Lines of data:
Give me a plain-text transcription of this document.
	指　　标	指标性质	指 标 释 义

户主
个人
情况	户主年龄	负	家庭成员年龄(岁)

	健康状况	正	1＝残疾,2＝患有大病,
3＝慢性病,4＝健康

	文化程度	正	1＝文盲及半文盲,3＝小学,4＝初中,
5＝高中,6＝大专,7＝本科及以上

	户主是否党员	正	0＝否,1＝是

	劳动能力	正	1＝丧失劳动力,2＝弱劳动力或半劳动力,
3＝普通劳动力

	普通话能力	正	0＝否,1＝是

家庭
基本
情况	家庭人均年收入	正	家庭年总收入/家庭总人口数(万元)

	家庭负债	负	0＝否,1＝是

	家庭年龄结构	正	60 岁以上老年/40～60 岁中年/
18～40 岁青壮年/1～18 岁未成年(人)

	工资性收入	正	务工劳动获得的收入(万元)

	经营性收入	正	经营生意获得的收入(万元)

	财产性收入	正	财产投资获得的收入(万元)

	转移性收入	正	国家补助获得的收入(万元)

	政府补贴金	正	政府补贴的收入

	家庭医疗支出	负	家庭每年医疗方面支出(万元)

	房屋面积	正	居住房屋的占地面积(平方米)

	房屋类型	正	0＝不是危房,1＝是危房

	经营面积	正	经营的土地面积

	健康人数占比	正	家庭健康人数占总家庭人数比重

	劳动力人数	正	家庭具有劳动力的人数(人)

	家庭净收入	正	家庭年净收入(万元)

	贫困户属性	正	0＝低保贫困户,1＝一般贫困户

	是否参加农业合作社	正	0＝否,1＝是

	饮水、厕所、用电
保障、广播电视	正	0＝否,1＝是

> _REQUIREMENTS_: Return each line of the data exactly as written above.

> _SOLUTION FOR THIS PROBLEM_:
Give me a plain-text transcription of this document.
	指　　标	指标性质	指 标 释 义

户主
个人
情况	户主年龄	负	家庭成员年龄(岁)

	健康状况	正	1＝残疾,2＝患有大病,
3＝慢性病,4＝健康

	文化程度	正	1＝文盲及半文盲,3＝小学,4＝初中,
5＝高中,6＝大专,7＝本科及以上

	户主是否党员	正	0＝否,1＝是

	劳动能力	正	1＝丧失劳动力,2＝弱劳动力或半劳动力,
3＝普通劳动力

	普通话能力	正	0＝否,1＝是

家庭
基本
情况	家庭人均年收入	正	家庭年总收入/家庭总人口数(万元)

	家庭负债	负	0＝否,1＝是

	家庭年龄结构	正	60 岁以上老年/40～60 岁中年/
18～40 岁青壮年/1～18 岁未成年(人)

	工资性收入	正	务工劳动获得的收入(万元)

	经营性收入	正	经营生意获得的收入(万元)

	财产性收入	正	财产投资获得的收入(万元)

	转移性收入	正	国家补助获得的收入(万元)

	政府补贴金	正	政府补贴的收入

	家庭医疗支出	负	家庭每年医疗方面支出(万元)

	房屋面积	正	居住房屋的占地面积(平方米)

	房屋类型	正	0＝不是危房,1＝是危房

	经营面积	正	经营的土地面积

	健康人数占比	正	家庭健康人数占总家庭人数比重

	劳动力人数	正	家庭具有劳动力的人数(人)

	家庭净收入	正	家庭年净收入(万元)

	贫困户属性	正	0＝低保贫困户,1＝一般贫困户

	是否参加农业合作社	正	0＝否,1＝是

	饮水、厕所、用电
保障、广播电视	正	0＝否,1＝是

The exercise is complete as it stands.